Die Erkenntnisse dieser Reportage stammen aus den Gerichtsverhandlungen. Vor Gericht standen bislang sieben Fahrer und Mittelsmänner. 28,5 Jahre Haft wurden verhängt. Weitere Verfahren folgen. Ein Hintermann wurde Mitte März bei London verhaftet.
Bei Tripadvisor wären diese Reiseveranstalter ganz schnell unten durch. Die Touren sind hundsteuer. 8000 bis 10 000 US-Dollar pro Person verlangen Schlepperbanden für die „All-inclusive-Reise“ vom Nahen Osten bis nach Deutschland. Von First Class kann keine Rede sein: Das Fortbewegungsmittel ist derart unbequem, dass dafür die Vorstellungskraft kaum ausreicht.
Zwei Schleuserkomplexe werden bei der Justiz Weiden gerade aufgearbeitet. In einem lagen die Geschleusten geschichtet wie die Sardinen im doppelten Boden eines Kleinlasters. Das Versteck maß 1,17 mal 3,29 Meter mal 27 Zentimeter Höhe. Darin lagen acht Personen. Die eine Hälfte stieg mit dem Kopf voraus über eine Öffnungsklappe im Führerhaus ein.
Die anderen vier umgekehrt, so dass sie mit dem Kopf in Fahrtrichtung lagen. So schaukelten die Iraker, Iraner, Syrer auf einer Hartfaserplatte ohne jedes Polster über zehn Stunden gen Westen. Jede Erschütterung direkt in die Bandscheiben. Ohne Essen. Ohne Stopp. Gepinkelt wurde in Wasserflaschen. Ihre Familien überwiesen dafür irre Summen.

## ZU BEARBEITENDE AUFGABEN
1. Wie viele Personen lagen laut dem Textauszug im Versteck im doppelten Boden des Kleinlasters?
2. Aktualisiere in den Datensätzen den Abschnitt, der mit der Zeile beginnt, die "year-header: 2017 год (457, 534, 519, 553)" enthält, und mit der Zeile endet, die "117, 867, 129)" enthält. Ersetze darin "value-cell" durch "data-cell", lass alles Übrige unverändert und gib nur diesen Abschnitt wieder.

## VORLIEGENDE DATENSÄTZE
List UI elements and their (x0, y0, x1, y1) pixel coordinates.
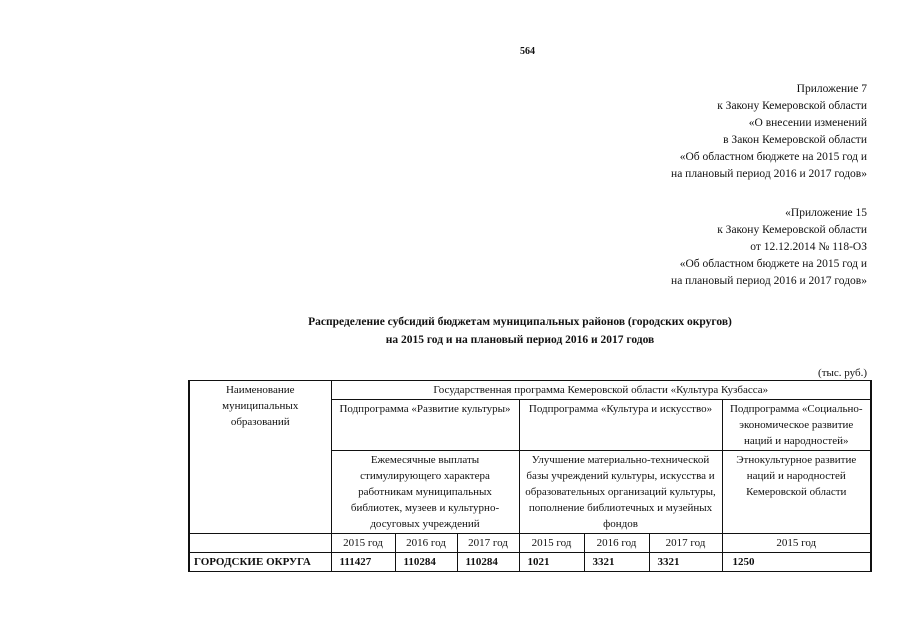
year-header: 2017 год (457, 534, 519, 553)
appendix-line: к Закону Кемеровской области (717, 100, 867, 112)
subprogram-header-culture-development: Подпрограмма «Развитие культуры» (331, 400, 519, 451)
units-label: (тыс. руб.) (818, 367, 867, 379)
municipality-header: Наименование муниципальных образований (189, 381, 331, 534)
appendix-line: на плановый период 2016 и 2017 годов» (671, 275, 867, 287)
subsidy-table (188, 380, 872, 572)
value-cell: 3321 (584, 553, 649, 572)
year-header: 2015 год (519, 534, 584, 553)
year-header: 2015 год (722, 534, 871, 553)
year-header: 2016 год (584, 534, 649, 553)
purpose-socioeconomic: Этнокультурное развитие наций и народностей Кемеровской области (722, 451, 871, 534)
table-row (189, 553, 871, 572)
value-cell: 110284 (457, 553, 519, 572)
page-number: 564 (520, 46, 535, 57)
subprogram-header-culture-art: Подпрограмма «Культура и искусство» (519, 400, 722, 451)
appendix-line: «Об областном бюджете на 2015 год и (679, 258, 867, 270)
year-header: 2017 год (649, 534, 722, 553)
purpose-culture-development: Ежемесячные выплаты стимулирующего характера работникам муниципальных библиотек, музеев и культурно-досуговых учреждений (331, 451, 519, 534)
appendix-line: «Об областном бюджете на 2015 год и (679, 151, 867, 163)
value-cell: 1021 (519, 553, 584, 572)
subprogram-header-socioeconomic: Подпрограмма «Социально-экономическое развитие наций и народностей» (722, 400, 871, 451)
value-cell: 1250 (722, 553, 871, 572)
appendix-line: «О внесении изменений (748, 117, 867, 129)
appendix-line: Приложение 7 (796, 83, 867, 95)
appendix-15-note (671, 205, 867, 290)
year-header: 2016 год (395, 534, 457, 553)
row-label: ГОРОДСКИЕ ОКРУГА (189, 553, 331, 572)
year-header-empty (189, 534, 331, 553)
year-header: 2015 год (331, 534, 395, 553)
document-heading (200, 313, 840, 349)
value-cell: 3321 (649, 553, 722, 572)
heading-line-2: на 2015 год и на плановый период 2016 и 2017 годов (385, 334, 655, 346)
value-cell: 110284 (395, 553, 457, 572)
appendix-line: «Приложение 15 (785, 207, 867, 219)
appendix-line: от 12.12.2014 № 118-ОЗ (750, 241, 867, 253)
appendix-line: в Закон Кемеровской области (723, 134, 867, 146)
appendix-line: к Закону Кемеровской области (717, 224, 867, 236)
heading-line-1: Распределение субсидий бюджетам муниципальных районов (городских округов) (308, 316, 732, 328)
appendix-7-note (671, 81, 867, 183)
program-header: Государственная программа Кемеровской области «Культура Кузбасса» (331, 381, 871, 400)
purpose-culture-art: Улучшение материально-технической базы учреждений культуры, искусства и образовательных организаций культуры, пополнение библиотечных и музейных фондов (519, 451, 722, 534)
value-cell: 111427 (331, 553, 395, 572)
appendix-line: на плановый период 2016 и 2017 годов» (671, 168, 867, 180)
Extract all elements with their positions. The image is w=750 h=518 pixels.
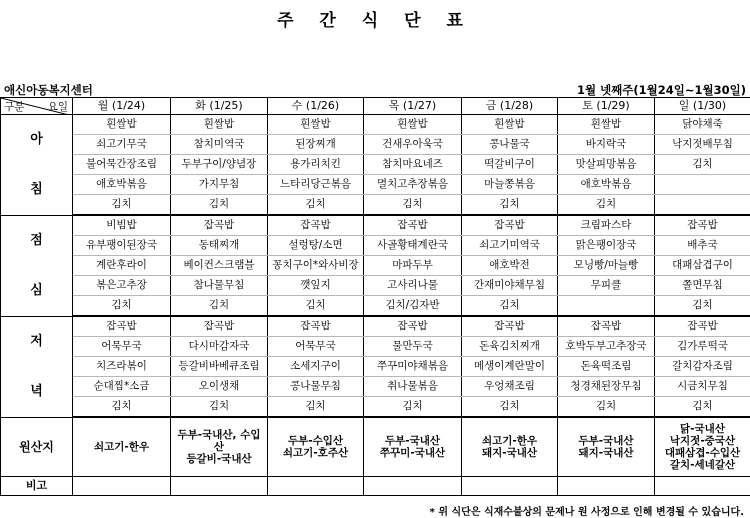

## LÖSUNGEN
1. Acht Personen.

2.
year-header: 2017 год (457, 534, 519, 553)
appendix-line: к Закону Кемеровской области (717, 100, 867, 112)
subprogram-header-culture-development: Подпрограмма «Развитие культуры» (331, 400, 519, 451)
units-label: (тыс. руб.) (818, 367, 867, 379)
municipality-header: Наименование муниципальных образований (189, 381, 331, 534)
appendix-line: на плановый период 2016 и 2017 годов» (671, 275, 867, 287)
subsidy-table (188, 380, 872, 572)
data-cell: 3321 (584, 553, 649, 572)
year-header: 2015 год (519, 534, 584, 553)
year-header: 2015 год (722, 534, 871, 553)
year-header: 2016 год (584, 534, 649, 553)
purpose-socioeconomic: Этнокультурное развитие наций и народностей Кемеровской области (722, 451, 871, 534)
table-row (189, 553, 871, 572)
data-cell: 110284 (457, 553, 519, 572)
page-number: 564 (520, 46, 535, 57)
subprogram-header-culture-art: Подпрограмма «Культура и искусство» (519, 400, 722, 451)
appendix-line: «Об областном бюджете на 2015 год и (679, 258, 867, 270)
year-header: 2017 год (649, 534, 722, 553)
purpose-culture-development: Ежемесячные выплаты стимулирующего характера работникам муниципальных библиотек, музеев и культурно-досуговых учреждений (331, 451, 519, 534)
appendix-line: «Об областном бюджете на 2015 год и (679, 151, 867, 163)
data-cell: 1021 (519, 553, 584, 572)
subprogram-header-socioeconomic: Подпрограмма «Социально-экономическое развитие наций и народностей» (722, 400, 871, 451)
data-cell: 1250 (722, 553, 871, 572)
appendix-line: «О внесении изменений (748, 117, 867, 129)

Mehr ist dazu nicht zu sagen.